## Selected extract
▼

Adjustment of Subthalamic Deep Brain Stimulation Parameters Improves Wheeze and Dyspnea in Parkinson's Disease.

Subthalamic nucleus deep brain stimulation (STN-DBS) is an effective treatment for motor features in Parkinson's disease (PD). We present the case of a 56-year-old man with a 17-year history of PD. He underwent bilateral STN-DBS at the age of 51 years because of troublesome dyskinesia and wearing off. His motor features dramatically improved after the operation; however, he developed dysarthria and a refractory wheeze associated with dyspnea due to abnormal hyperadduction of the false vocal fold. By adjusting the stimulation site of STN, his severe wheeze, which was considered to be the result of the unfavorable spread of current to the corticobulbar tract, was significantly improved. This report provides concrete evidence that wheezing is caused by hyperadduction of the false vocal fold as an adverse effect of STN-DBS and can be reversed by adjusting the stimulation site for STN-DBS.

▲

(Stored data)
▼

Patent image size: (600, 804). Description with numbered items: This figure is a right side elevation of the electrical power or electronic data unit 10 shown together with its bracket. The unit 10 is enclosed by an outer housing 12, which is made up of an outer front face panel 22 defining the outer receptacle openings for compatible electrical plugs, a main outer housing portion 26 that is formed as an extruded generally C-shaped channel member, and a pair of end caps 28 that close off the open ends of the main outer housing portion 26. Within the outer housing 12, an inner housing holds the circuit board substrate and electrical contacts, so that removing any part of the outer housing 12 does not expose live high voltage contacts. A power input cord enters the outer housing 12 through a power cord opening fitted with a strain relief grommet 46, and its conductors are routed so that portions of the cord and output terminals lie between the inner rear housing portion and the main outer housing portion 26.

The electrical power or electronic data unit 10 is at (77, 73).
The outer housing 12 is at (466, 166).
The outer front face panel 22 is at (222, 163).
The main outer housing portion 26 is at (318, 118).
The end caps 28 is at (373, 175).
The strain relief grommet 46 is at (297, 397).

▲

## Required actions
1 > Edit the case report on subthalamic stimulation and wheeze: reproduce its passage between "Subthalamic nucleus deep" and "site for STN-DBS.", inclusive, with "dysarthria" changed to "hoarseness".
2 > Pick up the case report on subthalamic stimulation and wheeze at its last sentence and continue writing it from there.

## Answers for this exercise
1 >
Subthalamic nucleus deep brain stimulation (STN-DBS) is an effective treatment for motor features in Parkinson's disease (PD). We present the case of a 56-year-old man with a 17-year history of PD. He underwent bilateral STN-DBS at the age of 51 years because of troublesome dyskinesia and wearing off. His motor features dramatically improved after the operation; however, he developed hoarseness and a refractory wheeze associated with dyspnea due to abnormal hyperadduction of the false vocal fold. By adjusting the stimulation site of STN, his severe wheeze, which was considered to be the result of the unfavorable spread of current to the corticobulbar tract, was significantly improved. This report provides concrete evidence that wheezing is caused by hyperadduction of the false vocal fold as an adverse effect of STN-DBS and can be reversed by adjusting the stimulation site for STN-DBS.

2 >
Background

Subthalamic nucleus deep brain stimulation (STN-DBS) is an effective treatment for motor features in Parkinson's disease (PD). However, stimulation of adjacent structures such as the corticobulbar tract (1–3) or cerebellothalamic tract (4, 5), may develop unwanted side effects, including speech deterioration and paresthesia. In this regard, electrode position is one of the determinant factors for stimulation outcome. Wheeze, or dyspnea, has been reported as a rare adverse effect of STN-DBS in a few previous studies (6, 7) but its underlying mechanisms have not yet been fully elucidated. Moreover, defining a treatment strategy for controlling the stimulation parameters remains challenging. Here, we report a case of PD in which a severe wheeze and dyspnea caused by hyperadduction of the vocal cords, an unreported mechanism for dyspnea induced by STN-DBS, were improved by adjustment of the stimulation parameter (i.e., electrode contact site).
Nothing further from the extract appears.